The exercise →
Answer with a single number: the count of lines that include the string "name".

The input →
......

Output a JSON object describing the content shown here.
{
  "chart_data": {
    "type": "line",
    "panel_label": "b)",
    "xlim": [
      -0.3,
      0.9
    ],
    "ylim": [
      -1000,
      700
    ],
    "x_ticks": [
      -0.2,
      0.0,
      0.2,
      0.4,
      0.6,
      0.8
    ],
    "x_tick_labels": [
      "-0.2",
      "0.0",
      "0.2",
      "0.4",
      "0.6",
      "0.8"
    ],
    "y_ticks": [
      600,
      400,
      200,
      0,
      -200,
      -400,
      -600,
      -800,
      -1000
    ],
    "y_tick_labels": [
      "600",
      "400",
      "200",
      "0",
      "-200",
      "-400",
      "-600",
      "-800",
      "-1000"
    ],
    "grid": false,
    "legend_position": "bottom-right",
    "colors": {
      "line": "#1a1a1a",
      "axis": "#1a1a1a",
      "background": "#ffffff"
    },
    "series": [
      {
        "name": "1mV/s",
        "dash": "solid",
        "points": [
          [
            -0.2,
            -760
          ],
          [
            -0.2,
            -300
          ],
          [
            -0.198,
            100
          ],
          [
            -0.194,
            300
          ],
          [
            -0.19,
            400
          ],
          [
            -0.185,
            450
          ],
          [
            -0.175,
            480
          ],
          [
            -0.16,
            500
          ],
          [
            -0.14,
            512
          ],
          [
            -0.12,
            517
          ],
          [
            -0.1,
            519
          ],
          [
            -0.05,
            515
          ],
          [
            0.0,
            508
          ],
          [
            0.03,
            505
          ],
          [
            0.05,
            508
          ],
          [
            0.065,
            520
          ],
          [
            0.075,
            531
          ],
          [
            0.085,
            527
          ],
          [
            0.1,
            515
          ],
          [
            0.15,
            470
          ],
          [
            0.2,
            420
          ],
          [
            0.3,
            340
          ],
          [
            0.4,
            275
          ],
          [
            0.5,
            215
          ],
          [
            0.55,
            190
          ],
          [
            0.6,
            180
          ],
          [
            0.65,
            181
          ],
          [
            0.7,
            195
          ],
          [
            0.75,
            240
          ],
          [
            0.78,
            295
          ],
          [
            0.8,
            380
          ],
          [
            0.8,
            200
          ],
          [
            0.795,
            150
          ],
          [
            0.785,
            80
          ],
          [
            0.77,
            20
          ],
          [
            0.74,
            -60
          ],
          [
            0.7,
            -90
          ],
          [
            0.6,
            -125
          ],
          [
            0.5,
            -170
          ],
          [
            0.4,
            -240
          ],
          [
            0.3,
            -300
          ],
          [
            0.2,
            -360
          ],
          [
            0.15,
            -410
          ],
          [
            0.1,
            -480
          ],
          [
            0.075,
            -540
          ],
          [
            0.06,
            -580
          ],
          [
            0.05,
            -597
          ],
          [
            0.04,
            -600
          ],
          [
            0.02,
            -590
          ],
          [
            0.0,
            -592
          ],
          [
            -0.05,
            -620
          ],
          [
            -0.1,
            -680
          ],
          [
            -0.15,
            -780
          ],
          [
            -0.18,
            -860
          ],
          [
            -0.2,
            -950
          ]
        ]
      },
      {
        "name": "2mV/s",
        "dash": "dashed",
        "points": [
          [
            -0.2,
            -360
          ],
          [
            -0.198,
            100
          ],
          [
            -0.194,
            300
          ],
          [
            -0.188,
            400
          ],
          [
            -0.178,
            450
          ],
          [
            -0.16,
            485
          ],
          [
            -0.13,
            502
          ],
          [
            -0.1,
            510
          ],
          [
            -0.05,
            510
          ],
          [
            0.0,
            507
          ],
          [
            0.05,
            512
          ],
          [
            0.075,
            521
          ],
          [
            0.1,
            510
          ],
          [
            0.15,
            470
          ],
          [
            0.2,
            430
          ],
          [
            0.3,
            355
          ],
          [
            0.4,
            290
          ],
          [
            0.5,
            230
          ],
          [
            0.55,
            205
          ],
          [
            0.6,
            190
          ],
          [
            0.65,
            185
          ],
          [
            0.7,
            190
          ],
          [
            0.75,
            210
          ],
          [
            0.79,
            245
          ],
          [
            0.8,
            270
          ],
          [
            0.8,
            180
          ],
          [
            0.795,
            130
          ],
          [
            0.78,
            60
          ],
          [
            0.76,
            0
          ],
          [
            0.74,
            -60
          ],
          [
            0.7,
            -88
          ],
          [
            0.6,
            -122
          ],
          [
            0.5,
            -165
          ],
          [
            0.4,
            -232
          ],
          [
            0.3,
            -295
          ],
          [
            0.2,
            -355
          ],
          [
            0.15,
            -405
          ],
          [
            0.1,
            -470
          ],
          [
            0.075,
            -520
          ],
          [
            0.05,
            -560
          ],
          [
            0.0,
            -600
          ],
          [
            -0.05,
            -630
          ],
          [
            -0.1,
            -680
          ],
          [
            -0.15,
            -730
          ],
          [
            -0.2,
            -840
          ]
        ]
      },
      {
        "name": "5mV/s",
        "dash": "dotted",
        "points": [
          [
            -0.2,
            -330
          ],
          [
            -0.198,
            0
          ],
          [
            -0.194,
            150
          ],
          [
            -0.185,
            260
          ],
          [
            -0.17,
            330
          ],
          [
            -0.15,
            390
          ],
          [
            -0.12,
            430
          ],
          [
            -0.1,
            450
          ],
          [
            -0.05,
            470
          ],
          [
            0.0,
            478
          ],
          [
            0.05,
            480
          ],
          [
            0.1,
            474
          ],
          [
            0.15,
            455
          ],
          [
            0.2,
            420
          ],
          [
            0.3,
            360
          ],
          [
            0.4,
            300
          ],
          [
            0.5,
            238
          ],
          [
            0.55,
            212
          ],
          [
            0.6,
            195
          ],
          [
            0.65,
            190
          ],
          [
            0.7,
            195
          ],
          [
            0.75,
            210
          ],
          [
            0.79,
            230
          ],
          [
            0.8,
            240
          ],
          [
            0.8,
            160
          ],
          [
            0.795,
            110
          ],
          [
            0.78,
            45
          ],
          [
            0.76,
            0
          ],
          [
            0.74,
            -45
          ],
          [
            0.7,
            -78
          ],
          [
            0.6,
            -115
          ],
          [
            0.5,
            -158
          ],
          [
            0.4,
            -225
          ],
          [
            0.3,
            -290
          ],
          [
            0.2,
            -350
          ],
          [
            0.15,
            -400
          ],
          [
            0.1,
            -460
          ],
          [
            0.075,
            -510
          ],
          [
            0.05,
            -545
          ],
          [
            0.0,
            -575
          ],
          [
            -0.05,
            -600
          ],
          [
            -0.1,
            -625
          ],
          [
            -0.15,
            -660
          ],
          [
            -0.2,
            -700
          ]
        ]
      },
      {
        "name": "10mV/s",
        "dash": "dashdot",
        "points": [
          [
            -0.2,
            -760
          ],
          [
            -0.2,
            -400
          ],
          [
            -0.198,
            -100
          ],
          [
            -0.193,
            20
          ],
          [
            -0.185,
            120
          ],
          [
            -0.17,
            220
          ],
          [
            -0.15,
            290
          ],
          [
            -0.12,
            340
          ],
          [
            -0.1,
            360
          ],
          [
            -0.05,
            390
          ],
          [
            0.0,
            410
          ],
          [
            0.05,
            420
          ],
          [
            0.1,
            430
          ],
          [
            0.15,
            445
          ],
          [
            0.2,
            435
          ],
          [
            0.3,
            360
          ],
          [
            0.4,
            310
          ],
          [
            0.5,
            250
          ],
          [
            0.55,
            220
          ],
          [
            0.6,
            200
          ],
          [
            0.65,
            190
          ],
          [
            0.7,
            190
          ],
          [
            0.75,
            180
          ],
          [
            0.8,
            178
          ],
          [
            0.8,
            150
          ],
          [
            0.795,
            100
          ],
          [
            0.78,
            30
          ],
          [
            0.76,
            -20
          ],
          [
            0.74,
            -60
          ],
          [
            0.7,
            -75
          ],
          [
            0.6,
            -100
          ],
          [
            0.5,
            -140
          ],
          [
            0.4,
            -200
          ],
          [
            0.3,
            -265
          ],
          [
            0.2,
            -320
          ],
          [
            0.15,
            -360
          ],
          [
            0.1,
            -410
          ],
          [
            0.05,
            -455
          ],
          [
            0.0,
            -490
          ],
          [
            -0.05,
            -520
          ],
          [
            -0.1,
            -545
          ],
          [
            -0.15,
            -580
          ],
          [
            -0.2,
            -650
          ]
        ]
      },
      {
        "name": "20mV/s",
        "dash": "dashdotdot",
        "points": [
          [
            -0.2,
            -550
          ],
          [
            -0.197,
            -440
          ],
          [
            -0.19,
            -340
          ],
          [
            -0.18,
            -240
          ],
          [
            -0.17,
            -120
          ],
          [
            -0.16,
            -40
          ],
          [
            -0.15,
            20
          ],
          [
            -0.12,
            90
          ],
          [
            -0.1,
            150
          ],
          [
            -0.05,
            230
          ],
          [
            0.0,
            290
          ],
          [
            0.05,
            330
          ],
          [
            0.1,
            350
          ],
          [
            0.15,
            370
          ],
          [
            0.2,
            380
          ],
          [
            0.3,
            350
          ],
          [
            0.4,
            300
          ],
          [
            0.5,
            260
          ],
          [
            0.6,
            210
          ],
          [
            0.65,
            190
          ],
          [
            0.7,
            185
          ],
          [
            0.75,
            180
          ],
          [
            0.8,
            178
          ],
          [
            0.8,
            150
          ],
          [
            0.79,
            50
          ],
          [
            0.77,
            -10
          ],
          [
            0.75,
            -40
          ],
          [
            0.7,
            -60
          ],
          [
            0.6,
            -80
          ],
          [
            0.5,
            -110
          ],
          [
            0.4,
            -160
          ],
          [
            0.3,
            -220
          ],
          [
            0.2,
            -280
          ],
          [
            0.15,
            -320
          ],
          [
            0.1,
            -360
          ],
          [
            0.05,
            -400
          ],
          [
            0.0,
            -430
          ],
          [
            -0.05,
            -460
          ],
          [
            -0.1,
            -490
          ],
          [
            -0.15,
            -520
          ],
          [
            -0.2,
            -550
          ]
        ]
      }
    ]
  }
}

......

Solution to this problem →
5